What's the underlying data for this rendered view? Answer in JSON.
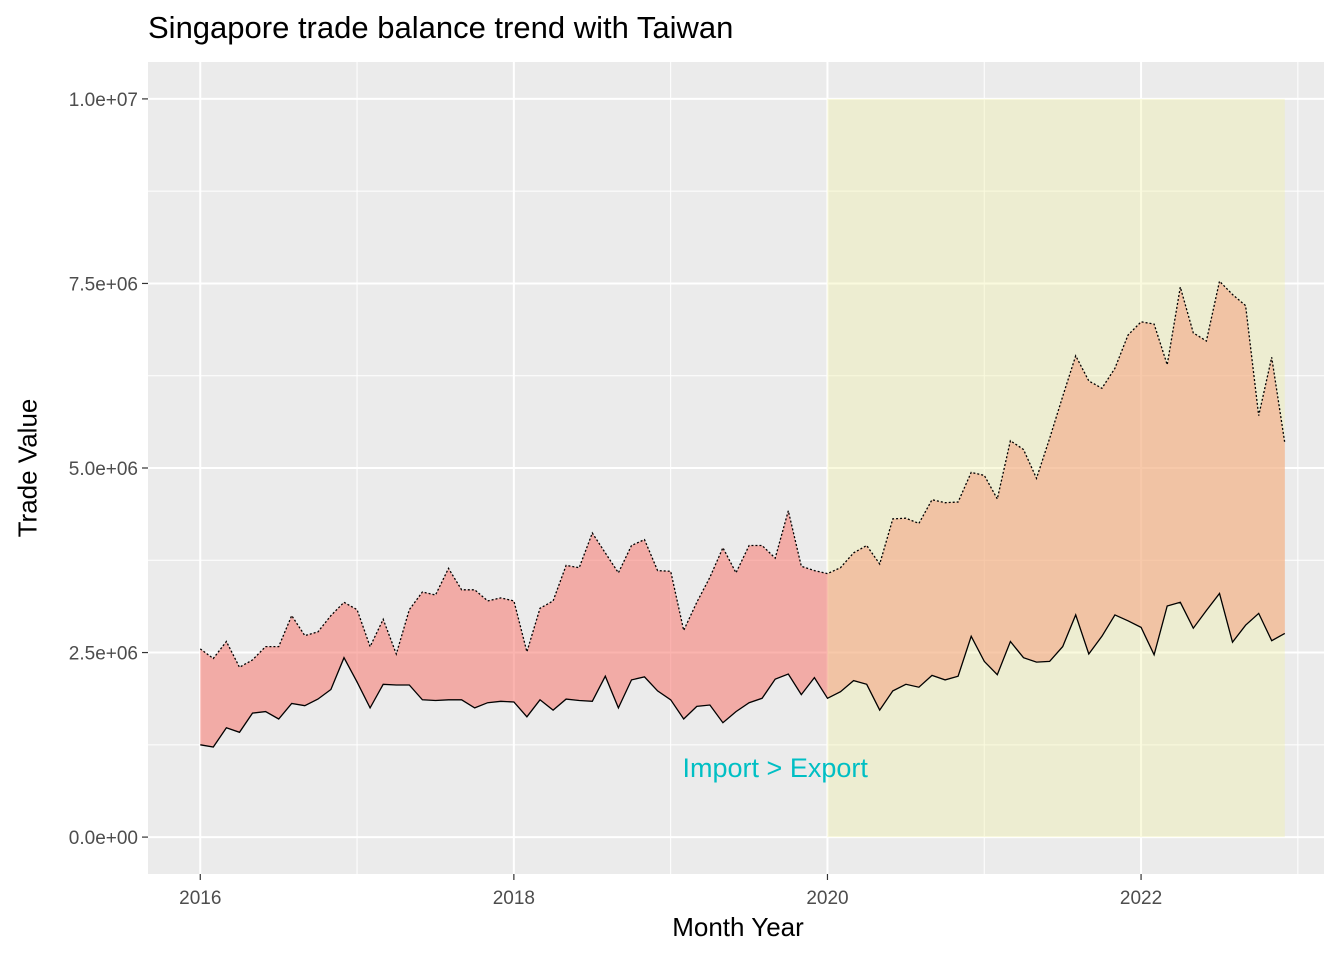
{
  "chart_data": {
    "type": "area",
    "title": "Singapore trade balance trend with Taiwan",
    "xlabel": "Month Year",
    "ylabel": "Trade Value",
    "x_tick_labels": [
      "2016",
      "2018",
      "2020",
      "2022"
    ],
    "y_tick_labels": [
      "0.0e+00",
      "2.5e+06",
      "5.0e+06",
      "7.5e+06",
      "1.0e+07"
    ],
    "y_ticks": [
      0,
      2500000,
      5000000,
      7500000,
      10000000
    ],
    "ylim": [
      -500000,
      10500000
    ],
    "xlim": [
      "2015-09",
      "2023-03"
    ],
    "grid": true,
    "fill_colors": {
      "area": "#f8766d",
      "highlight": "#f0f0a0",
      "annotation": "#00bfc4"
    },
    "highlight_period": {
      "start": "2020-01",
      "end": "2022-12",
      "ymin": 0,
      "ymax": 10000000
    },
    "annotation": {
      "text": "Import > Export",
      "x": "2019-09",
      "y": 950000
    },
    "months": [
      "2016-01",
      "2016-02",
      "2016-03",
      "2016-04",
      "2016-05",
      "2016-06",
      "2016-07",
      "2016-08",
      "2016-09",
      "2016-10",
      "2016-11",
      "2016-12",
      "2017-01",
      "2017-02",
      "2017-03",
      "2017-04",
      "2017-05",
      "2017-06",
      "2017-07",
      "2017-08",
      "2017-09",
      "2017-10",
      "2017-11",
      "2017-12",
      "2018-01",
      "2018-02",
      "2018-03",
      "2018-04",
      "2018-05",
      "2018-06",
      "2018-07",
      "2018-08",
      "2018-09",
      "2018-10",
      "2018-11",
      "2018-12",
      "2019-01",
      "2019-02",
      "2019-03",
      "2019-04",
      "2019-05",
      "2019-06",
      "2019-07",
      "2019-08",
      "2019-09",
      "2019-10",
      "2019-11",
      "2019-12",
      "2020-01",
      "2020-02",
      "2020-03",
      "2020-04",
      "2020-05",
      "2020-06",
      "2020-07",
      "2020-08",
      "2020-09",
      "2020-10",
      "2020-11",
      "2020-12",
      "2021-01",
      "2021-02",
      "2021-03",
      "2021-04",
      "2021-05",
      "2021-06",
      "2021-07",
      "2021-08",
      "2021-09",
      "2021-10",
      "2021-11",
      "2021-12",
      "2022-01",
      "2022-02",
      "2022-03",
      "2022-04",
      "2022-05",
      "2022-06",
      "2022-07",
      "2022-08",
      "2022-09",
      "2022-10",
      "2022-11",
      "2022-12"
    ],
    "series": [
      {
        "line": "dotted",
        "values": [
          2550000,
          2420000,
          2650000,
          2300000,
          2400000,
          2580000,
          2580000,
          3000000,
          2730000,
          2780000,
          3000000,
          3180000,
          3080000,
          2580000,
          2950000,
          2480000,
          3080000,
          3320000,
          3280000,
          3640000,
          3350000,
          3350000,
          3200000,
          3240000,
          3200000,
          2510000,
          3100000,
          3200000,
          3680000,
          3650000,
          4120000,
          3850000,
          3580000,
          3950000,
          4030000,
          3610000,
          3600000,
          2800000,
          3180000,
          3520000,
          3920000,
          3580000,
          3950000,
          3950000,
          3780000,
          4420000,
          3670000,
          3610000,
          3570000,
          3650000,
          3850000,
          3950000,
          3700000,
          4310000,
          4320000,
          4250000,
          4570000,
          4530000,
          4540000,
          4940000,
          4900000,
          4580000,
          5370000,
          5250000,
          4860000,
          5400000,
          5970000,
          6520000,
          6180000,
          6080000,
          6350000,
          6800000,
          6980000,
          6950000,
          6400000,
          7450000,
          6830000,
          6720000,
          7530000,
          7350000,
          7200000,
          5710000,
          6500000,
          5340000
        ]
      },
      {
        "line": "solid",
        "values": [
          1250000,
          1220000,
          1480000,
          1420000,
          1680000,
          1700000,
          1600000,
          1810000,
          1780000,
          1870000,
          2000000,
          2430000,
          2100000,
          1750000,
          2070000,
          2060000,
          2060000,
          1860000,
          1850000,
          1860000,
          1860000,
          1750000,
          1820000,
          1840000,
          1830000,
          1630000,
          1860000,
          1720000,
          1870000,
          1850000,
          1840000,
          2180000,
          1750000,
          2130000,
          2170000,
          1980000,
          1860000,
          1600000,
          1770000,
          1790000,
          1550000,
          1700000,
          1820000,
          1880000,
          2140000,
          2210000,
          1930000,
          2160000,
          1880000,
          1970000,
          2120000,
          2070000,
          1720000,
          1980000,
          2070000,
          2030000,
          2190000,
          2130000,
          2180000,
          2720000,
          2380000,
          2200000,
          2650000,
          2430000,
          2370000,
          2380000,
          2580000,
          3010000,
          2480000,
          2720000,
          3010000,
          2930000,
          2840000,
          2470000,
          3130000,
          3180000,
          2830000,
          3070000,
          3300000,
          2640000,
          2870000,
          3030000,
          2660000,
          2760000
        ]
      }
    ]
  }
}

> SHORT PROBLEM:
Copy every line of the data exactly as written, excluding the pictures.

> SOLUTION TO THIS PROBLEM:
What's the underlying data for this rendered view? Answer in JSON.
{
  "chart_data": {
    "type": "area",
    "title": "Singapore trade balance trend with Taiwan",
    "xlabel": "Month Year",
    "ylabel": "Trade Value",
    "x_tick_labels": [
      "2016",
      "2018",
      "2020",
      "2022"
    ],
    "y_tick_labels": [
      "0.0e+00",
      "2.5e+06",
      "5.0e+06",
      "7.5e+06",
      "1.0e+07"
    ],
    "y_ticks": [
      0,
      2500000,
      5000000,
      7500000,
      10000000
    ],
    "ylim": [
      -500000,
      10500000
    ],
    "xlim": [
      "2015-09",
      "2023-03"
    ],
    "grid": true,
    "fill_colors": {
      "area": "#f8766d",
      "highlight": "#f0f0a0",
      "annotation": "#00bfc4"
    },
    "highlight_period": {
      "start": "2020-01",
      "end": "2022-12",
      "ymin": 0,
      "ymax": 10000000
    },
    "annotation": {
      "text": "Import > Export",
      "x": "2019-09",
      "y": 950000
    },
    "months": [
      "2016-01",
      "2016-02",
      "2016-03",
      "2016-04",
      "2016-05",
      "2016-06",
      "2016-07",
      "2016-08",
      "2016-09",
      "2016-10",
      "2016-11",
      "2016-12",
      "2017-01",
      "2017-02",
      "2017-03",
      "2017-04",
      "2017-05",
      "2017-06",
      "2017-07",
      "2017-08",
      "2017-09",
      "2017-10",
      "2017-11",
      "2017-12",
      "2018-01",
      "2018-02",
      "2018-03",
      "2018-04",
      "2018-05",
      "2018-06",
      "2018-07",
      "2018-08",
      "2018-09",
      "2018-10",
      "2018-11",
      "2018-12",
      "2019-01",
      "2019-02",
      "2019-03",
      "2019-04",
      "2019-05",
      "2019-06",
      "2019-07",
      "2019-08",
      "2019-09",
      "2019-10",
      "2019-11",
      "2019-12",
      "2020-01",
      "2020-02",
      "2020-03",
      "2020-04",
      "2020-05",
      "2020-06",
      "2020-07",
      "2020-08",
      "2020-09",
      "2020-10",
      "2020-11",
      "2020-12",
      "2021-01",
      "2021-02",
      "2021-03",
      "2021-04",
      "2021-05",
      "2021-06",
      "2021-07",
      "2021-08",
      "2021-09",
      "2021-10",
      "2021-11",
      "2021-12",
      "2022-01",
      "2022-02",
      "2022-03",
      "2022-04",
      "2022-05",
      "2022-06",
      "2022-07",
      "2022-08",
      "2022-09",
      "2022-10",
      "2022-11",
      "2022-12"
    ],
    "series": [
      {
        "line": "dotted",
        "values": [
          2550000,
          2420000,
          2650000,
          2300000,
          2400000,
          2580000,
          2580000,
          3000000,
          2730000,
          2780000,
          3000000,
          3180000,
          3080000,
          2580000,
          2950000,
          2480000,
          3080000,
          3320000,
          3280000,
          3640000,
          3350000,
          3350000,
          3200000,
          3240000,
          3200000,
          2510000,
          3100000,
          3200000,
          3680000,
          3650000,
          4120000,
          3850000,
          3580000,
          3950000,
          4030000,
          3610000,
          3600000,
          2800000,
          3180000,
          3520000,
          3920000,
          3580000,
          3950000,
          3950000,
          3780000,
          4420000,
          3670000,
          3610000,
          3570000,
          3650000,
          3850000,
          3950000,
          3700000,
          4310000,
          4320000,
          4250000,
          4570000,
          4530000,
          4540000,
          4940000,
          4900000,
          4580000,
          5370000,
          5250000,
          4860000,
          5400000,
          5970000,
          6520000,
          6180000,
          6080000,
          6350000,
          6800000,
          6980000,
          6950000,
          6400000,
          7450000,
          6830000,
          6720000,
          7530000,
          7350000,
          7200000,
          5710000,
          6500000,
          5340000
        ]
      },
      {
        "line": "solid",
        "values": [
          1250000,
          1220000,
          1480000,
          1420000,
          1680000,
          1700000,
          1600000,
          1810000,
          1780000,
          1870000,
          2000000,
          2430000,
          2100000,
          1750000,
          2070000,
          2060000,
          2060000,
          1860000,
          1850000,
          1860000,
          1860000,
          1750000,
          1820000,
          1840000,
          1830000,
          1630000,
          1860000,
          1720000,
          1870000,
          1850000,
          1840000,
          2180000,
          1750000,
          2130000,
          2170000,
          1980000,
          1860000,
          1600000,
          1770000,
          1790000,
          1550000,
          1700000,
          1820000,
          1880000,
          2140000,
          2210000,
          1930000,
          2160000,
          1880000,
          1970000,
          2120000,
          2070000,
          1720000,
          1980000,
          2070000,
          2030000,
          2190000,
          2130000,
          2180000,
          2720000,
          2380000,
          2200000,
          2650000,
          2430000,
          2370000,
          2380000,
          2580000,
          3010000,
          2480000,
          2720000,
          3010000,
          2930000,
          2840000,
          2470000,
          3130000,
          3180000,
          2830000,
          3070000,
          3300000,
          2640000,
          2870000,
          3030000,
          2660000,
          2760000
        ]
      }
    ]
  }
}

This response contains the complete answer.